Exercise instructions
Leave the pictures out, and retype all of the material exactly as written.
· · · · ·
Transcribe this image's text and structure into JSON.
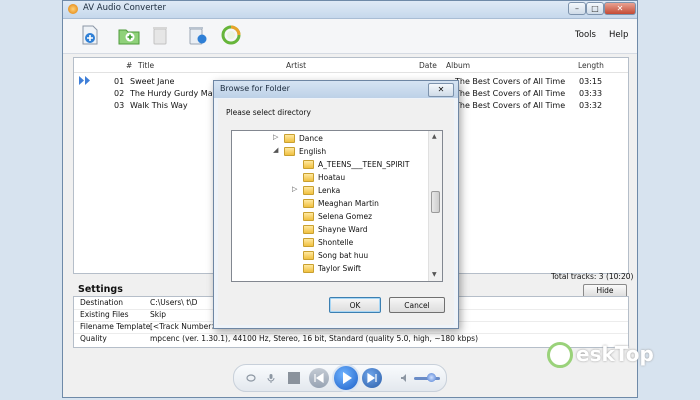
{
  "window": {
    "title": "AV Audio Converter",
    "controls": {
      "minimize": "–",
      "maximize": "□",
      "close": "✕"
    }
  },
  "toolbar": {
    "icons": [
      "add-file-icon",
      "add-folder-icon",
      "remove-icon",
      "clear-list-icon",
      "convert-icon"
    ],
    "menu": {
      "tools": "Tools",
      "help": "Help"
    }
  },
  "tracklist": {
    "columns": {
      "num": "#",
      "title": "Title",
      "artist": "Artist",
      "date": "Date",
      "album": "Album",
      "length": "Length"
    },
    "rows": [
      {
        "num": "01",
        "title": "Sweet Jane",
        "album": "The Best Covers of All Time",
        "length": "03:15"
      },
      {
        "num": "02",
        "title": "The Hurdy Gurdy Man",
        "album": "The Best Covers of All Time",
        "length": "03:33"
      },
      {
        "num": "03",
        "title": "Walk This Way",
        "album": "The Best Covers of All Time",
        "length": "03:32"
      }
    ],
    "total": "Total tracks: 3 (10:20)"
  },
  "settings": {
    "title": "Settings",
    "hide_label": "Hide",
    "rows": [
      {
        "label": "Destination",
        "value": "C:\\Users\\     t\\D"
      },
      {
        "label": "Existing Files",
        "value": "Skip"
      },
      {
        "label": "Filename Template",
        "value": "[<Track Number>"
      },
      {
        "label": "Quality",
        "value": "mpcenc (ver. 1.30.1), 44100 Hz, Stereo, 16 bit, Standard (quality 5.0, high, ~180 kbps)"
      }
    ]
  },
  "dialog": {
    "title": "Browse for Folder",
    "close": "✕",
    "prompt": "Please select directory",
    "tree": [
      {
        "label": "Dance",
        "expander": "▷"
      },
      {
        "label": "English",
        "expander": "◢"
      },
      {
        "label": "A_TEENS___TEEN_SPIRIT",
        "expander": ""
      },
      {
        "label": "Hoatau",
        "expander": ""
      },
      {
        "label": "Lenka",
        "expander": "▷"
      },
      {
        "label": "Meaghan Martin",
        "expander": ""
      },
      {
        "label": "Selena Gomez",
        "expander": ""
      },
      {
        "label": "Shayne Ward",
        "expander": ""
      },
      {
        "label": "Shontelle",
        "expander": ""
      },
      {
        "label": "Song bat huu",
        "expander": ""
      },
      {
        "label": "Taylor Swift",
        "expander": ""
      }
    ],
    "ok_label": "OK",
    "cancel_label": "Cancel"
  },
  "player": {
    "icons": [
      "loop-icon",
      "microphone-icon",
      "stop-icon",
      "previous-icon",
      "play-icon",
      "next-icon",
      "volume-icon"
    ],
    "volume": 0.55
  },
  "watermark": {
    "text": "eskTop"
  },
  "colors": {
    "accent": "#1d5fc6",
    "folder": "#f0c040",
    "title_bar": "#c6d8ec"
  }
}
· · · · ·
Reply to the exercise
Transcribe this image's text and structure into JSON.
{
  "window": {
    "title": "AV Audio Converter",
    "controls": {
      "minimize": "–",
      "maximize": "□",
      "close": "✕"
    }
  },
  "toolbar": {
    "icons": [
      "add-file-icon",
      "add-folder-icon",
      "remove-icon",
      "clear-list-icon",
      "convert-icon"
    ],
    "menu": {
      "tools": "Tools",
      "help": "Help"
    }
  },
  "tracklist": {
    "columns": {
      "num": "#",
      "title": "Title",
      "artist": "Artist",
      "date": "Date",
      "album": "Album",
      "length": "Length"
    },
    "rows": [
      {
        "num": "01",
        "title": "Sweet Jane",
        "album": "The Best Covers of All Time",
        "length": "03:15"
      },
      {
        "num": "02",
        "title": "The Hurdy Gurdy Man",
        "album": "The Best Covers of All Time",
        "length": "03:33"
      },
      {
        "num": "03",
        "title": "Walk This Way",
        "album": "The Best Covers of All Time",
        "length": "03:32"
      }
    ],
    "total": "Total tracks: 3 (10:20)"
  },
  "settings": {
    "title": "Settings",
    "hide_label": "Hide",
    "rows": [
      {
        "label": "Destination",
        "value": "C:\\Users\\     t\\D"
      },
      {
        "label": "Existing Files",
        "value": "Skip"
      },
      {
        "label": "Filename Template",
        "value": "[<Track Number>"
      },
      {
        "label": "Quality",
        "value": "mpcenc (ver. 1.30.1), 44100 Hz, Stereo, 16 bit, Standard (quality 5.0, high, ~180 kbps)"
      }
    ]
  },
  "dialog": {
    "title": "Browse for Folder",
    "close": "✕",
    "prompt": "Please select directory",
    "tree": [
      {
        "label": "Dance",
        "expander": "▷"
      },
      {
        "label": "English",
        "expander": "◢"
      },
      {
        "label": "A_TEENS___TEEN_SPIRIT",
        "expander": ""
      },
      {
        "label": "Hoatau",
        "expander": ""
      },
      {
        "label": "Lenka",
        "expander": "▷"
      },
      {
        "label": "Meaghan Martin",
        "expander": ""
      },
      {
        "label": "Selena Gomez",
        "expander": ""
      },
      {
        "label": "Shayne Ward",
        "expander": ""
      },
      {
        "label": "Shontelle",
        "expander": ""
      },
      {
        "label": "Song bat huu",
        "expander": ""
      },
      {
        "label": "Taylor Swift",
        "expander": ""
      }
    ],
    "ok_label": "OK",
    "cancel_label": "Cancel"
  },
  "player": {
    "icons": [
      "loop-icon",
      "microphone-icon",
      "stop-icon",
      "previous-icon",
      "play-icon",
      "next-icon",
      "volume-icon"
    ],
    "volume": 0.55
  },
  "watermark": {
    "text": "eskTop"
  },
  "colors": {
    "accent": "#1d5fc6",
    "folder": "#f0c040",
    "title_bar": "#c6d8ec"
  }
}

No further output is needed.